**THE PROBLEM**
Copy every line of the material below word for word.

**TASK INPUTS**
* Start *

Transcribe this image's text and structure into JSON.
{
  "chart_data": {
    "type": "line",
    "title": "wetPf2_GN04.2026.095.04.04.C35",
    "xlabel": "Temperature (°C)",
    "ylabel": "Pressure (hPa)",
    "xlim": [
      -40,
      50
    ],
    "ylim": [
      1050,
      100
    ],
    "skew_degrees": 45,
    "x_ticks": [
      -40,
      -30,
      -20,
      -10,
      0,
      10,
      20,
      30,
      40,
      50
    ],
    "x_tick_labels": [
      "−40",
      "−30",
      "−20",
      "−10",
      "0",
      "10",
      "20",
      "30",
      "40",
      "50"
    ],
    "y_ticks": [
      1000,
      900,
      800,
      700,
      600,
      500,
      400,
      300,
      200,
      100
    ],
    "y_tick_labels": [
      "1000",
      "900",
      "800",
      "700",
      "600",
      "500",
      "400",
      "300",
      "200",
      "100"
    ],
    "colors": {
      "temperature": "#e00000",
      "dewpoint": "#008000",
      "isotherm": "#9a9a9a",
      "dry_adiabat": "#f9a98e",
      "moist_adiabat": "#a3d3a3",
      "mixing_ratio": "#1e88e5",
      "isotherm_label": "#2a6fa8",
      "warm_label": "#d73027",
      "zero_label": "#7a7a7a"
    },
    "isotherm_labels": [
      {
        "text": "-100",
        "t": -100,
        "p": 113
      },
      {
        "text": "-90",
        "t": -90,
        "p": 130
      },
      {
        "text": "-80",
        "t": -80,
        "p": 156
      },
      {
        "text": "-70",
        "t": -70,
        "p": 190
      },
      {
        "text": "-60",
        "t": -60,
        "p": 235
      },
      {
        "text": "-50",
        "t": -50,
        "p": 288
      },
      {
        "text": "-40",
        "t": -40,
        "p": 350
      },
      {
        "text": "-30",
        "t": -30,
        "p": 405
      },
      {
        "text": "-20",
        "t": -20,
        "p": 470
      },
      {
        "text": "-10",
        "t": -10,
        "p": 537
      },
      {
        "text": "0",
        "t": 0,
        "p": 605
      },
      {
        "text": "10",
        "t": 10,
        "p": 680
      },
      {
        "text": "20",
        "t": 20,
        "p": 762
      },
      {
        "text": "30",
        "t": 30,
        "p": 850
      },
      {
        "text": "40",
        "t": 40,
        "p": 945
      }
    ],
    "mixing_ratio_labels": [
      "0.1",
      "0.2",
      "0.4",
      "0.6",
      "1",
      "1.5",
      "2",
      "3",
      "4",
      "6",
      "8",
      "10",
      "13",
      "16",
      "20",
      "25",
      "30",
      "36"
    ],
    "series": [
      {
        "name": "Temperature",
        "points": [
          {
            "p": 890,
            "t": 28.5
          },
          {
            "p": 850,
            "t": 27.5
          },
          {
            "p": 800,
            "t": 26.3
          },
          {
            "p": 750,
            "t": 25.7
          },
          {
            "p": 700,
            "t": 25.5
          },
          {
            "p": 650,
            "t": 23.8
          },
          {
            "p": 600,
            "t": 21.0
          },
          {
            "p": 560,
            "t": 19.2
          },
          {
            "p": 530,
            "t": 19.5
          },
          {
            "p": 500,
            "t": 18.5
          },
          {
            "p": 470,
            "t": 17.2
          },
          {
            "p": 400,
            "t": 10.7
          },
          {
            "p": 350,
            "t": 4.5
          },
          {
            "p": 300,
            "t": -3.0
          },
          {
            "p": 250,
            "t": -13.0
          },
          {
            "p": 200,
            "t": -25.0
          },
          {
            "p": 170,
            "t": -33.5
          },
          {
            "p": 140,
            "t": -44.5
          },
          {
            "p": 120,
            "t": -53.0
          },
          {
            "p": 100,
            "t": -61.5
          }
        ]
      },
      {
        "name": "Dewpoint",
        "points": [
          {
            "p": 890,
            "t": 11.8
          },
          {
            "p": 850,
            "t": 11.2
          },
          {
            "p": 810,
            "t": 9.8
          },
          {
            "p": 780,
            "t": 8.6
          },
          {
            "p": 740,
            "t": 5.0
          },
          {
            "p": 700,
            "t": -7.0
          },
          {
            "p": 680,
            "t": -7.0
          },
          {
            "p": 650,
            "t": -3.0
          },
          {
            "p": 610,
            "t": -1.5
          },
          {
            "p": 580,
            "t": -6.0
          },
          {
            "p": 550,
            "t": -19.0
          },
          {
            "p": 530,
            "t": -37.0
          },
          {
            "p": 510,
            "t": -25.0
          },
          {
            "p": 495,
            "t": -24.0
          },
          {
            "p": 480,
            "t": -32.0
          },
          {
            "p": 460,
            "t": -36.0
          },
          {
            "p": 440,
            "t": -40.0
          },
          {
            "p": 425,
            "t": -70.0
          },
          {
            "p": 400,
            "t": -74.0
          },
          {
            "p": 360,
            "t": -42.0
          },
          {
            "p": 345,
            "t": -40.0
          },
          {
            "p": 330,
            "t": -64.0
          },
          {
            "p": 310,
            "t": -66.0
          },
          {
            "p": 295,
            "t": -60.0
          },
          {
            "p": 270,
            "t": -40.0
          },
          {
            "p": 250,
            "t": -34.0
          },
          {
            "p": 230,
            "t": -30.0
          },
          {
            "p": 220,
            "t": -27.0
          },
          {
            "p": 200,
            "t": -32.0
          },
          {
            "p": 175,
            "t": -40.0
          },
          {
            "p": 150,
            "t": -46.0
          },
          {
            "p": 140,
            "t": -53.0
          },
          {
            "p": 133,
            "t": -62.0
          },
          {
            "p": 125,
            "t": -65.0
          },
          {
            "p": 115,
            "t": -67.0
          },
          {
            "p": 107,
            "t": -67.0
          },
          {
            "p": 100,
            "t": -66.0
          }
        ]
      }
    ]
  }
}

* End *

**ANSWER TO THE PROBLEM**
Transcribe this image's text and structure into JSON.
{
  "chart_data": {
    "type": "line",
    "title": "wetPf2_GN04.2026.095.04.04.C35",
    "xlabel": "Temperature (°C)",
    "ylabel": "Pressure (hPa)",
    "xlim": [
      -40,
      50
    ],
    "ylim": [
      1050,
      100
    ],
    "skew_degrees": 45,
    "x_ticks": [
      -40,
      -30,
      -20,
      -10,
      0,
      10,
      20,
      30,
      40,
      50
    ],
    "x_tick_labels": [
      "−40",
      "−30",
      "−20",
      "−10",
      "0",
      "10",
      "20",
      "30",
      "40",
      "50"
    ],
    "y_ticks": [
      1000,
      900,
      800,
      700,
      600,
      500,
      400,
      300,
      200,
      100
    ],
    "y_tick_labels": [
      "1000",
      "900",
      "800",
      "700",
      "600",
      "500",
      "400",
      "300",
      "200",
      "100"
    ],
    "colors": {
      "temperature": "#e00000",
      "dewpoint": "#008000",
      "isotherm": "#9a9a9a",
      "dry_adiabat": "#f9a98e",
      "moist_adiabat": "#a3d3a3",
      "mixing_ratio": "#1e88e5",
      "isotherm_label": "#2a6fa8",
      "warm_label": "#d73027",
      "zero_label": "#7a7a7a"
    },
    "isotherm_labels": [
      {
        "text": "-100",
        "t": -100,
        "p": 113
      },
      {
        "text": "-90",
        "t": -90,
        "p": 130
      },
      {
        "text": "-80",
        "t": -80,
        "p": 156
      },
      {
        "text": "-70",
        "t": -70,
        "p": 190
      },
      {
        "text": "-60",
        "t": -60,
        "p": 235
      },
      {
        "text": "-50",
        "t": -50,
        "p": 288
      },
      {
        "text": "-40",
        "t": -40,
        "p": 350
      },
      {
        "text": "-30",
        "t": -30,
        "p": 405
      },
      {
        "text": "-20",
        "t": -20,
        "p": 470
      },
      {
        "text": "-10",
        "t": -10,
        "p": 537
      },
      {
        "text": "0",
        "t": 0,
        "p": 605
      },
      {
        "text": "10",
        "t": 10,
        "p": 680
      },
      {
        "text": "20",
        "t": 20,
        "p": 762
      },
      {
        "text": "30",
        "t": 30,
        "p": 850
      },
      {
        "text": "40",
        "t": 40,
        "p": 945
      }
    ],
    "mixing_ratio_labels": [
      "0.1",
      "0.2",
      "0.4",
      "0.6",
      "1",
      "1.5",
      "2",
      "3",
      "4",
      "6",
      "8",
      "10",
      "13",
      "16",
      "20",
      "25",
      "30",
      "36"
    ],
    "series": [
      {
        "name": "Temperature",
        "points": [
          {
            "p": 890,
            "t": 28.5
          },
          {
            "p": 850,
            "t": 27.5
          },
          {
            "p": 800,
            "t": 26.3
          },
          {
            "p": 750,
            "t": 25.7
          },
          {
            "p": 700,
            "t": 25.5
          },
          {
            "p": 650,
            "t": 23.8
          },
          {
            "p": 600,
            "t": 21.0
          },
          {
            "p": 560,
            "t": 19.2
          },
          {
            "p": 530,
            "t": 19.5
          },
          {
            "p": 500,
            "t": 18.5
          },
          {
            "p": 470,
            "t": 17.2
          },
          {
            "p": 400,
            "t": 10.7
          },
          {
            "p": 350,
            "t": 4.5
          },
          {
            "p": 300,
            "t": -3.0
          },
          {
            "p": 250,
            "t": -13.0
          },
          {
            "p": 200,
            "t": -25.0
          },
          {
            "p": 170,
            "t": -33.5
          },
          {
            "p": 140,
            "t": -44.5
          },
          {
            "p": 120,
            "t": -53.0
          },
          {
            "p": 100,
            "t": -61.5
          }
        ]
      },
      {
        "name": "Dewpoint",
        "points": [
          {
            "p": 890,
            "t": 11.8
          },
          {
            "p": 850,
            "t": 11.2
          },
          {
            "p": 810,
            "t": 9.8
          },
          {
            "p": 780,
            "t": 8.6
          },
          {
            "p": 740,
            "t": 5.0
          },
          {
            "p": 700,
            "t": -7.0
          },
          {
            "p": 680,
            "t": -7.0
          },
          {
            "p": 650,
            "t": -3.0
          },
          {
            "p": 610,
            "t": -1.5
          },
          {
            "p": 580,
            "t": -6.0
          },
          {
            "p": 550,
            "t": -19.0
          },
          {
            "p": 530,
            "t": -37.0
          },
          {
            "p": 510,
            "t": -25.0
          },
          {
            "p": 495,
            "t": -24.0
          },
          {
            "p": 480,
            "t": -32.0
          },
          {
            "p": 460,
            "t": -36.0
          },
          {
            "p": 440,
            "t": -40.0
          },
          {
            "p": 425,
            "t": -70.0
          },
          {
            "p": 400,
            "t": -74.0
          },
          {
            "p": 360,
            "t": -42.0
          },
          {
            "p": 345,
            "t": -40.0
          },
          {
            "p": 330,
            "t": -64.0
          },
          {
            "p": 310,
            "t": -66.0
          },
          {
            "p": 295,
            "t": -60.0
          },
          {
            "p": 270,
            "t": -40.0
          },
          {
            "p": 250,
            "t": -34.0
          },
          {
            "p": 230,
            "t": -30.0
          },
          {
            "p": 220,
            "t": -27.0
          },
          {
            "p": 200,
            "t": -32.0
          },
          {
            "p": 175,
            "t": -40.0
          },
          {
            "p": 150,
            "t": -46.0
          },
          {
            "p": 140,
            "t": -53.0
          },
          {
            "p": 133,
            "t": -62.0
          },
          {
            "p": 125,
            "t": -65.0
          },
          {
            "p": 115,
            "t": -67.0
          },
          {
            "p": 107,
            "t": -67.0
          },
          {
            "p": 100,
            "t": -66.0
          }
        ]
      }
    ]
  }
}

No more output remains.